▶ _Goal of the exercise_:
Extract the complete listing and repeat it word for word.

####

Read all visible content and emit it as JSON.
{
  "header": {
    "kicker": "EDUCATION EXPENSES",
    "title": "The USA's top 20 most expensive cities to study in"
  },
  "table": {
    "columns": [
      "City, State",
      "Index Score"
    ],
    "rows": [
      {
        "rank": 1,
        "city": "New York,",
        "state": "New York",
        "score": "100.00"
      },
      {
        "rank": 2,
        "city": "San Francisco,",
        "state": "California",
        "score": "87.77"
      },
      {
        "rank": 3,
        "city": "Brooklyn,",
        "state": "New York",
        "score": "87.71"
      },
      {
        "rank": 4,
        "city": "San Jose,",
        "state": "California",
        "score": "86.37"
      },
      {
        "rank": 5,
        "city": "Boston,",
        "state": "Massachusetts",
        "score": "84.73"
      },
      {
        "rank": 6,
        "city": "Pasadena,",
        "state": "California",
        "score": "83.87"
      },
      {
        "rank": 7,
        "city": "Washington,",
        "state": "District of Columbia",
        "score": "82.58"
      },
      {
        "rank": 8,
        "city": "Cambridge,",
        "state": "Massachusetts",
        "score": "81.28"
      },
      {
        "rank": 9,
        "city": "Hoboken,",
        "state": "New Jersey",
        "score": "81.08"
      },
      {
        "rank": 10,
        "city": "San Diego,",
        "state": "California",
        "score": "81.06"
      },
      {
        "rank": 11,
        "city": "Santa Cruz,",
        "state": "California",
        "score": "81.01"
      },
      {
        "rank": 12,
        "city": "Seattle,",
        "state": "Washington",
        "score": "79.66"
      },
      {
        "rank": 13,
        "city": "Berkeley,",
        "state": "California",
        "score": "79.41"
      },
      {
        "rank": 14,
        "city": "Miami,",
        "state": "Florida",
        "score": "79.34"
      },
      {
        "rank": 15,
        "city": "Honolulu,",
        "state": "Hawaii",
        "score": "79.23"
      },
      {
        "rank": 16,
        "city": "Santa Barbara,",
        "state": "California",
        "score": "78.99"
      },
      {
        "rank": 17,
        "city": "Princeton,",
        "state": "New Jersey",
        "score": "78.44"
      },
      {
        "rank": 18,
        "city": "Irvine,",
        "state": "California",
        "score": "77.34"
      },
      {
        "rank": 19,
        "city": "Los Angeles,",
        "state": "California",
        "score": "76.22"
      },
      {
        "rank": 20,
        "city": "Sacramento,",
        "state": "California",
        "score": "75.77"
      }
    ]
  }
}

####

▶ _Reply_:
Read all visible content and emit it as JSON.
{
  "header": {
    "kicker": "EDUCATION EXPENSES",
    "title": "The USA's top 20 most expensive cities to study in"
  },
  "table": {
    "columns": [
      "City, State",
      "Index Score"
    ],
    "rows": [
      {
        "rank": 1,
        "city": "New York,",
        "state": "New York",
        "score": "100.00"
      },
      {
        "rank": 2,
        "city": "San Francisco,",
        "state": "California",
        "score": "87.77"
      },
      {
        "rank": 3,
        "city": "Brooklyn,",
        "state": "New York",
        "score": "87.71"
      },
      {
        "rank": 4,
        "city": "San Jose,",
        "state": "California",
        "score": "86.37"
      },
      {
        "rank": 5,
        "city": "Boston,",
        "state": "Massachusetts",
        "score": "84.73"
      },
      {
        "rank": 6,
        "city": "Pasadena,",
        "state": "California",
        "score": "83.87"
      },
      {
        "rank": 7,
        "city": "Washington,",
        "state": "District of Columbia",
        "score": "82.58"
      },
      {
        "rank": 8,
        "city": "Cambridge,",
        "state": "Massachusetts",
        "score": "81.28"
      },
      {
        "rank": 9,
        "city": "Hoboken,",
        "state": "New Jersey",
        "score": "81.08"
      },
      {
        "rank": 10,
        "city": "San Diego,",
        "state": "California",
        "score": "81.06"
      },
      {
        "rank": 11,
        "city": "Santa Cruz,",
        "state": "California",
        "score": "81.01"
      },
      {
        "rank": 12,
        "city": "Seattle,",
        "state": "Washington",
        "score": "79.66"
      },
      {
        "rank": 13,
        "city": "Berkeley,",
        "state": "California",
        "score": "79.41"
      },
      {
        "rank": 14,
        "city": "Miami,",
        "state": "Florida",
        "score": "79.34"
      },
      {
        "rank": 15,
        "city": "Honolulu,",
        "state": "Hawaii",
        "score": "79.23"
      },
      {
        "rank": 16,
        "city": "Santa Barbara,",
        "state": "California",
        "score": "78.99"
      },
      {
        "rank": 17,
        "city": "Princeton,",
        "state": "New Jersey",
        "score": "78.44"
      },
      {
        "rank": 18,
        "city": "Irvine,",
        "state": "California",
        "score": "77.34"
      },
      {
        "rank": 19,
        "city": "Los Angeles,",
        "state": "California",
        "score": "76.22"
      },
      {
        "rank": 20,
        "city": "Sacramento,",
        "state": "California",
        "score": "75.77"
      }
    ]
  }
}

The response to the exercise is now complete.